» ITEMS

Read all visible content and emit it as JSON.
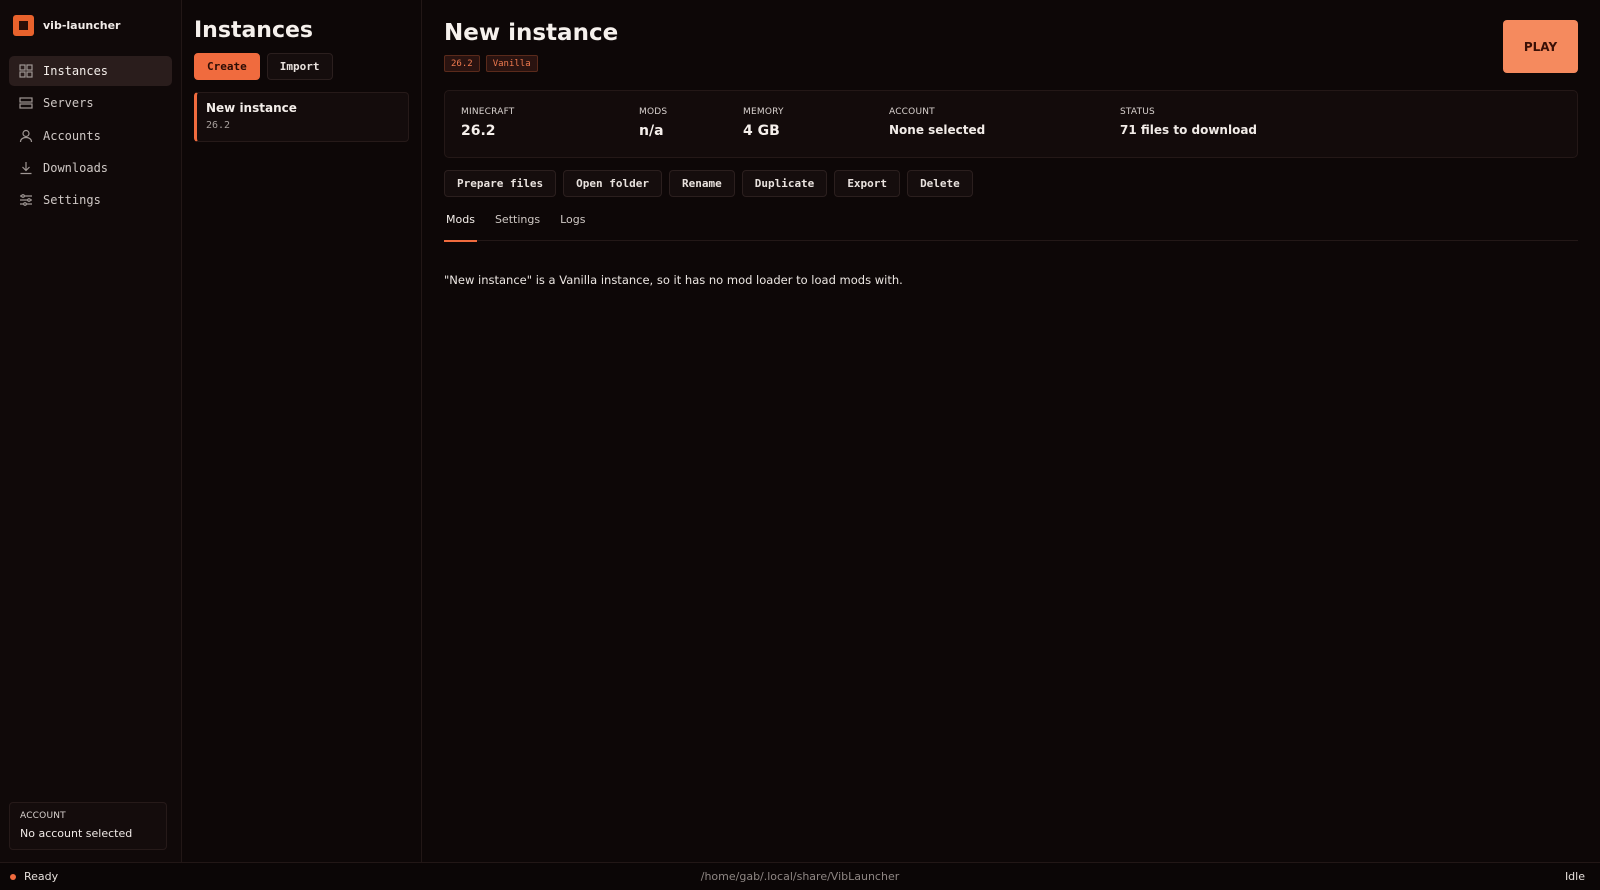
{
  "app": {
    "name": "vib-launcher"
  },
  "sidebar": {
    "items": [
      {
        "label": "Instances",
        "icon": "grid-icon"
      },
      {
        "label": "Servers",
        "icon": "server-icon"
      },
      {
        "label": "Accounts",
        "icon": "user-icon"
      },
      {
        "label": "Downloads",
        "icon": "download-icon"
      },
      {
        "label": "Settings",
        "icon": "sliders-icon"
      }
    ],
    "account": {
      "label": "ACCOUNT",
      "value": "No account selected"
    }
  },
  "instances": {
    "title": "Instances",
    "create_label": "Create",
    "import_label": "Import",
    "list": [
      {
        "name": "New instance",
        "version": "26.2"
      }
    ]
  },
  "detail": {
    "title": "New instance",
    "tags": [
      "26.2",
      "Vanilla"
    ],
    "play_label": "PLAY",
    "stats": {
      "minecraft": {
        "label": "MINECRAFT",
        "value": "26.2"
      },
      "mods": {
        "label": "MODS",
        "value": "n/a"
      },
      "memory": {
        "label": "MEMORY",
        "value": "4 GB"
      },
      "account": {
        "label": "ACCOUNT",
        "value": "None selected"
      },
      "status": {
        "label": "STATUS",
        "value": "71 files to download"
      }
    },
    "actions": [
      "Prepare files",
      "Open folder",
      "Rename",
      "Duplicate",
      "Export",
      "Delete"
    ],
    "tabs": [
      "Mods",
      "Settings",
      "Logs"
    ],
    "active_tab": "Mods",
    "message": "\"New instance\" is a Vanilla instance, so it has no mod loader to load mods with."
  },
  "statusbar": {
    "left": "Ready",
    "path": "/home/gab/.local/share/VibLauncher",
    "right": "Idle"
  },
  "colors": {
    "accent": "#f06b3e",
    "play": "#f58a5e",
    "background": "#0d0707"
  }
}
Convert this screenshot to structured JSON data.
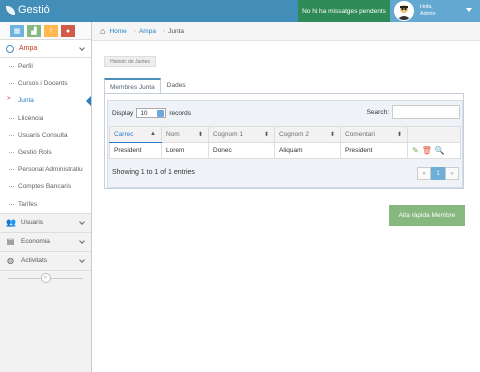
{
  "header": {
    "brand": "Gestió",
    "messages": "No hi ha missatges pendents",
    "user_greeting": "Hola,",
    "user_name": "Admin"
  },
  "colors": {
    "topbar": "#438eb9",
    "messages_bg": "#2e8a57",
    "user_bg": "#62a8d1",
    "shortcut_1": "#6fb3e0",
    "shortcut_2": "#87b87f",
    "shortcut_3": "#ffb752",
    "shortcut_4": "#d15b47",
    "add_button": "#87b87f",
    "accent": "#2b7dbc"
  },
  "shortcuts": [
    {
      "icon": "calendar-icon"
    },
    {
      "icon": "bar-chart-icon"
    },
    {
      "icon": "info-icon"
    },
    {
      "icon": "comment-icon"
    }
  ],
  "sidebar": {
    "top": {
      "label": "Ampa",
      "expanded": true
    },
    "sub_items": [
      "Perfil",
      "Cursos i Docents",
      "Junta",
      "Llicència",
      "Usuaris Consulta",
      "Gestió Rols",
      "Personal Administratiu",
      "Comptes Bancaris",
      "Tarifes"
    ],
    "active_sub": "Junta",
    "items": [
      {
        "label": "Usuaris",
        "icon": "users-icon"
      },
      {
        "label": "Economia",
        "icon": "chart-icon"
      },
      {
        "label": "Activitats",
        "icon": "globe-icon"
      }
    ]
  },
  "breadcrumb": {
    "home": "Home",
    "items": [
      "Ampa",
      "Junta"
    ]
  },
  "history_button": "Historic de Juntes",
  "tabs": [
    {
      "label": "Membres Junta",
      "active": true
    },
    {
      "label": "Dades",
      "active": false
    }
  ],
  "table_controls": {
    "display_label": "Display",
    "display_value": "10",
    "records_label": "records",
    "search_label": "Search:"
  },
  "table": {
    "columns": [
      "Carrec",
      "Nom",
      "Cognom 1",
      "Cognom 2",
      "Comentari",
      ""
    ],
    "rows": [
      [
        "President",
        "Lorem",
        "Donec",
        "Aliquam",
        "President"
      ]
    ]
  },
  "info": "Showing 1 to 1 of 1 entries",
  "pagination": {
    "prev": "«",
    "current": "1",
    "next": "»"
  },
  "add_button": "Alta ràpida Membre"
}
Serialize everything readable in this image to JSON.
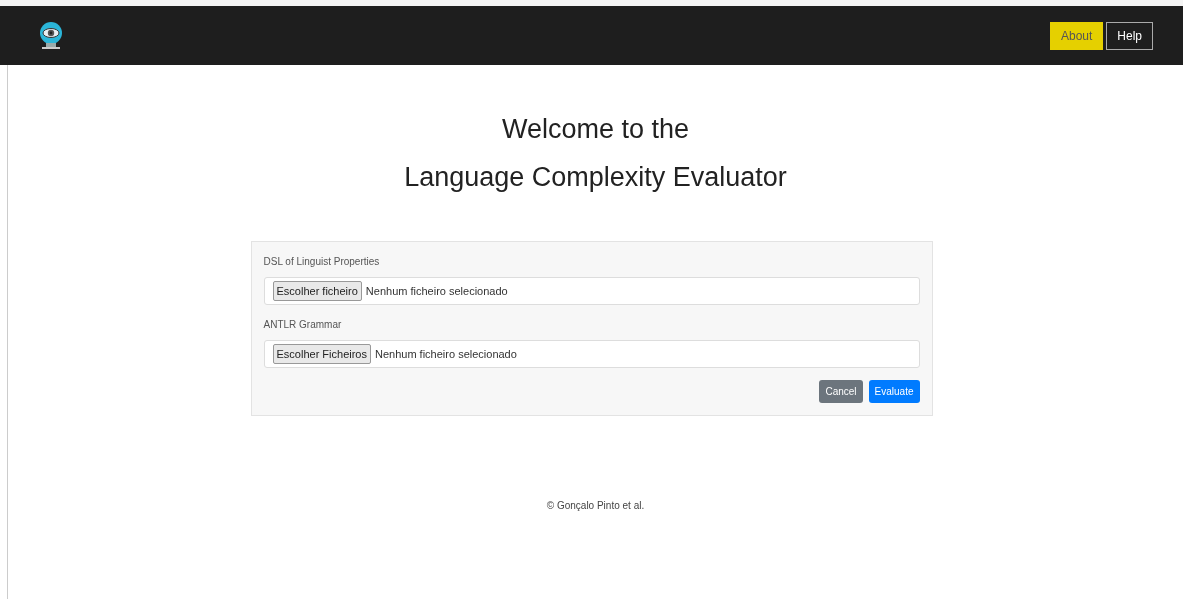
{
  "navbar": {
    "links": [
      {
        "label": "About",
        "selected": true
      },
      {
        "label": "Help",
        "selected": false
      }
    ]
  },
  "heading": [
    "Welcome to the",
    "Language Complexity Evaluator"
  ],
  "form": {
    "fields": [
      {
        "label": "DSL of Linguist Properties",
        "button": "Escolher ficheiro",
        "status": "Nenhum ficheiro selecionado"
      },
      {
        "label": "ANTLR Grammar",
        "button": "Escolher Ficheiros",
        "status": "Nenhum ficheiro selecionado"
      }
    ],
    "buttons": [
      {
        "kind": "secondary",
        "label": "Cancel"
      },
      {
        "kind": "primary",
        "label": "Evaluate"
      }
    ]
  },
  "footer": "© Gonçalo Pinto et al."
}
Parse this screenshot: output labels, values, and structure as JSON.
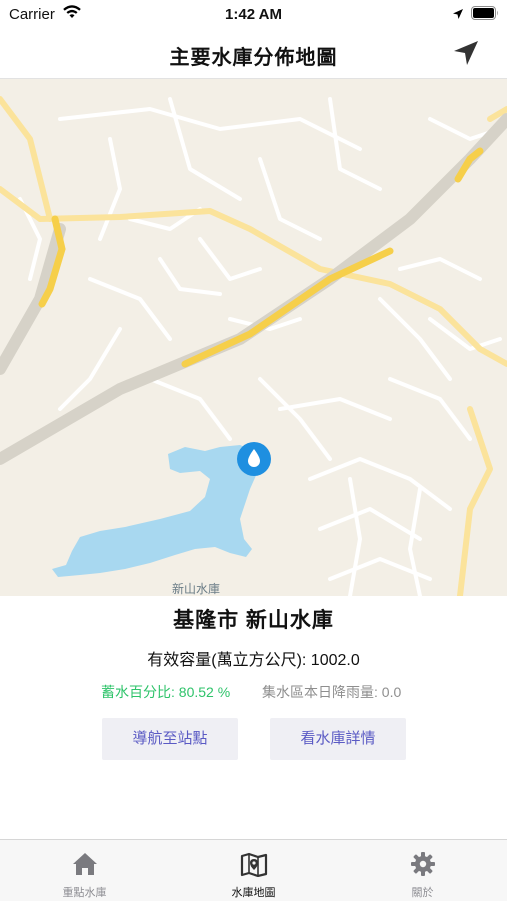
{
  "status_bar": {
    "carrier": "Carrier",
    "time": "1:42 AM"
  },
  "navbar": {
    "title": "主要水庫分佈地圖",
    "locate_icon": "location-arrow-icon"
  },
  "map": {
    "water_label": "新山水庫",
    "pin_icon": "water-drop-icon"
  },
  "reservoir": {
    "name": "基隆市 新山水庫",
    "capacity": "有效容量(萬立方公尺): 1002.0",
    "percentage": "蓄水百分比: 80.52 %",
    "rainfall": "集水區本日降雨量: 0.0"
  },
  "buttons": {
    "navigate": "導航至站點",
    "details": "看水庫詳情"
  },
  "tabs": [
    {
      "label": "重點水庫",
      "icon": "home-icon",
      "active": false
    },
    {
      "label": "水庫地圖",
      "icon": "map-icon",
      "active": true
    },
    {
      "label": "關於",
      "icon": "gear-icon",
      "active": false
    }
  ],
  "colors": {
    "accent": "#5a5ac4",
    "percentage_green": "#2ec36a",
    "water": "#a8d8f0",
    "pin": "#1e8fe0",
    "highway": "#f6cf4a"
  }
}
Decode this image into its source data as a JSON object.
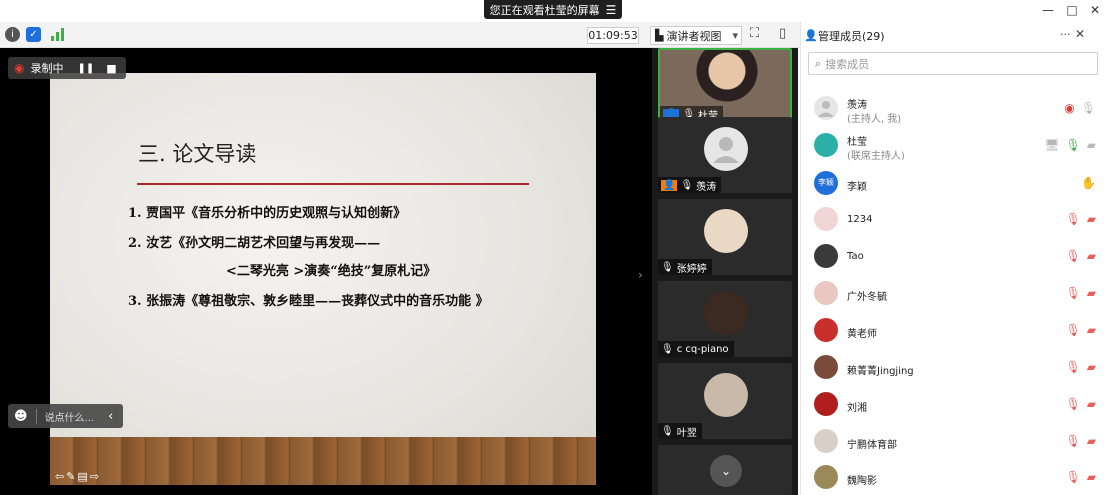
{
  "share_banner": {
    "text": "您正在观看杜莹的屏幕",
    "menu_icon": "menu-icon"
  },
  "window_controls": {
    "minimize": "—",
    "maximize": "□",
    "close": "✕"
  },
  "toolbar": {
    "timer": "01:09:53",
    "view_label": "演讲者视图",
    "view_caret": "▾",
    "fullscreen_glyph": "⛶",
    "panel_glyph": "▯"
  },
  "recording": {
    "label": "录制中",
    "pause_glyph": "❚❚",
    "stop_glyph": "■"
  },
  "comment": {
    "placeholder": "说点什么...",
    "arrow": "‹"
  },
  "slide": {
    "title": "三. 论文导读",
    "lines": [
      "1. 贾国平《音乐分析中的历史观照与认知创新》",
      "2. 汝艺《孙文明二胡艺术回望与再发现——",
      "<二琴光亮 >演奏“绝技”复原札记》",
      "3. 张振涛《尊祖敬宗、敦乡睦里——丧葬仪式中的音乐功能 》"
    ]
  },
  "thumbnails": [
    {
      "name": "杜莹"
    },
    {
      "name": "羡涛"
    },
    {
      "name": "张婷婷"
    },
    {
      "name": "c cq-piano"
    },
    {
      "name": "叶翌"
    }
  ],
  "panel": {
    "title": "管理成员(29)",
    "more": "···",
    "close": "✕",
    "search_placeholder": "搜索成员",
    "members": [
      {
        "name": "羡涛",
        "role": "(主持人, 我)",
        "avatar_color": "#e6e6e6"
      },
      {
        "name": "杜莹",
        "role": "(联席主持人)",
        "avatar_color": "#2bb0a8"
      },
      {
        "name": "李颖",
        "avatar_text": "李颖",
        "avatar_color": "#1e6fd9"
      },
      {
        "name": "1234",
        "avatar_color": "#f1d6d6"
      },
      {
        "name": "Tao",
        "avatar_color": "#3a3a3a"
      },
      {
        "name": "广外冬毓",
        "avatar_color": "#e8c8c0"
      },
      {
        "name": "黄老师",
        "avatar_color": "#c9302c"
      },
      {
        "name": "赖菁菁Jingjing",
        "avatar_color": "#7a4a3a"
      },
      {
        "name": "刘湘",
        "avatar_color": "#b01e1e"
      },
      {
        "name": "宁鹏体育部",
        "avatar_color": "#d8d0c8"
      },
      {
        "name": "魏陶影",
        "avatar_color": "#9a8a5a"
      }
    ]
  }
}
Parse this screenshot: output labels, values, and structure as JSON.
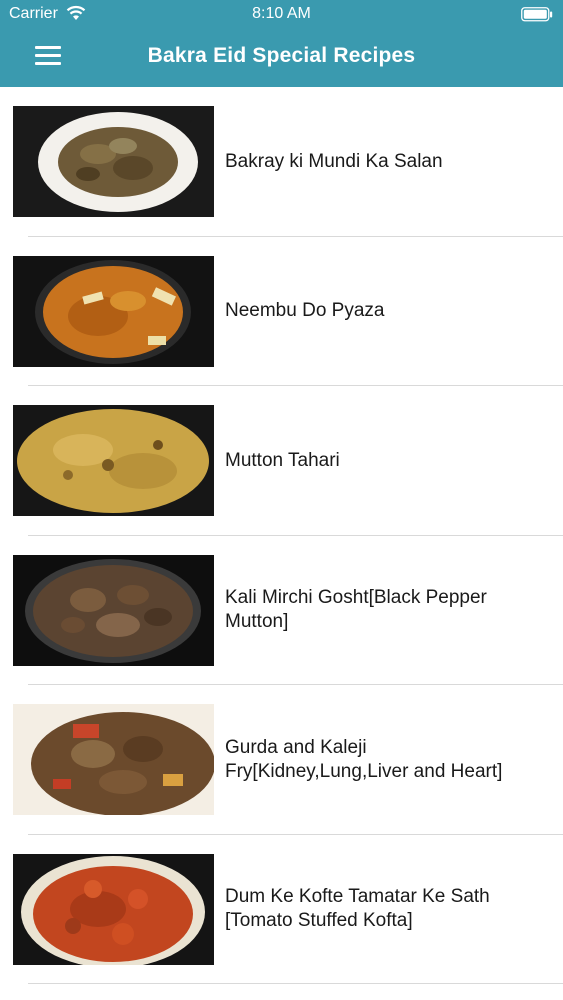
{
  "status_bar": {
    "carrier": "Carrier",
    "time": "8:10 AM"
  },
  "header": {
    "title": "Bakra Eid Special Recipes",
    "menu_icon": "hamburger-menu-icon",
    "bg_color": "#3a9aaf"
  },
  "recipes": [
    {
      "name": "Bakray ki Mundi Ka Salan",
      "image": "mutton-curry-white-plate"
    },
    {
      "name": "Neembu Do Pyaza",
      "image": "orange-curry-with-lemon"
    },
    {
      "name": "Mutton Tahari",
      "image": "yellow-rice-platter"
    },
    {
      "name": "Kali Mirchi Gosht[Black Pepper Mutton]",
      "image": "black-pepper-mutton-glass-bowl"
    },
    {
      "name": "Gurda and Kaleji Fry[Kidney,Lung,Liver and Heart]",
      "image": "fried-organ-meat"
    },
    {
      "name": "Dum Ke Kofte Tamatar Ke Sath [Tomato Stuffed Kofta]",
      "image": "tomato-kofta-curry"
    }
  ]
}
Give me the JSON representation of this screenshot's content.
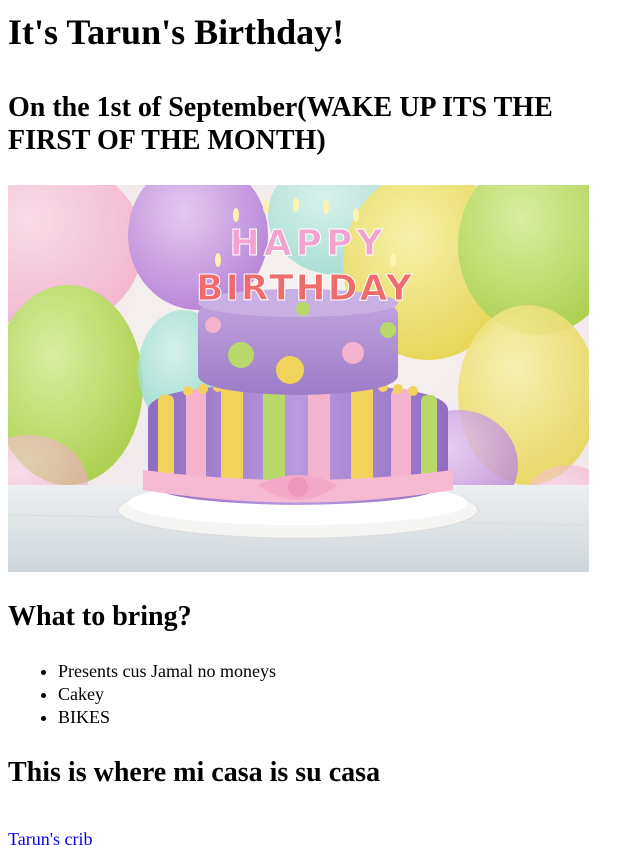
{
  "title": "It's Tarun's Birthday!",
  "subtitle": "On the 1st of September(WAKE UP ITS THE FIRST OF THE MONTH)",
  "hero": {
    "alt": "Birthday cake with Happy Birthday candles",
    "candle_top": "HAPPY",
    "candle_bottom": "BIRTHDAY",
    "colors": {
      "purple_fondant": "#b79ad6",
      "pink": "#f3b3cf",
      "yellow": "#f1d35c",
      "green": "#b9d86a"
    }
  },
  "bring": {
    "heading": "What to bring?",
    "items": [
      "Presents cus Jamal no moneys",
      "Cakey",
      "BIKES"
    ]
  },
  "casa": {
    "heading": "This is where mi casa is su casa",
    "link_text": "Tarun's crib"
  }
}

» SHORT TASK
With pictures left out, extract the lines from the one containing "Give me the" to the end of the material above, both included, exactly as written.

» TASK OUTPUT
Give me the JSON representation of this screenshot's content.
{
  "title": "It's Tarun's Birthday!",
  "subtitle": "On the 1st of September(WAKE UP ITS THE FIRST OF THE MONTH)",
  "hero": {
    "alt": "Birthday cake with Happy Birthday candles",
    "candle_top": "HAPPY",
    "candle_bottom": "BIRTHDAY",
    "colors": {
      "purple_fondant": "#b79ad6",
      "pink": "#f3b3cf",
      "yellow": "#f1d35c",
      "green": "#b9d86a"
    }
  },
  "bring": {
    "heading": "What to bring?",
    "items": [
      "Presents cus Jamal no moneys",
      "Cakey",
      "BIKES"
    ]
  },
  "casa": {
    "heading": "This is where mi casa is su casa",
    "link_text": "Tarun's crib"
  }
}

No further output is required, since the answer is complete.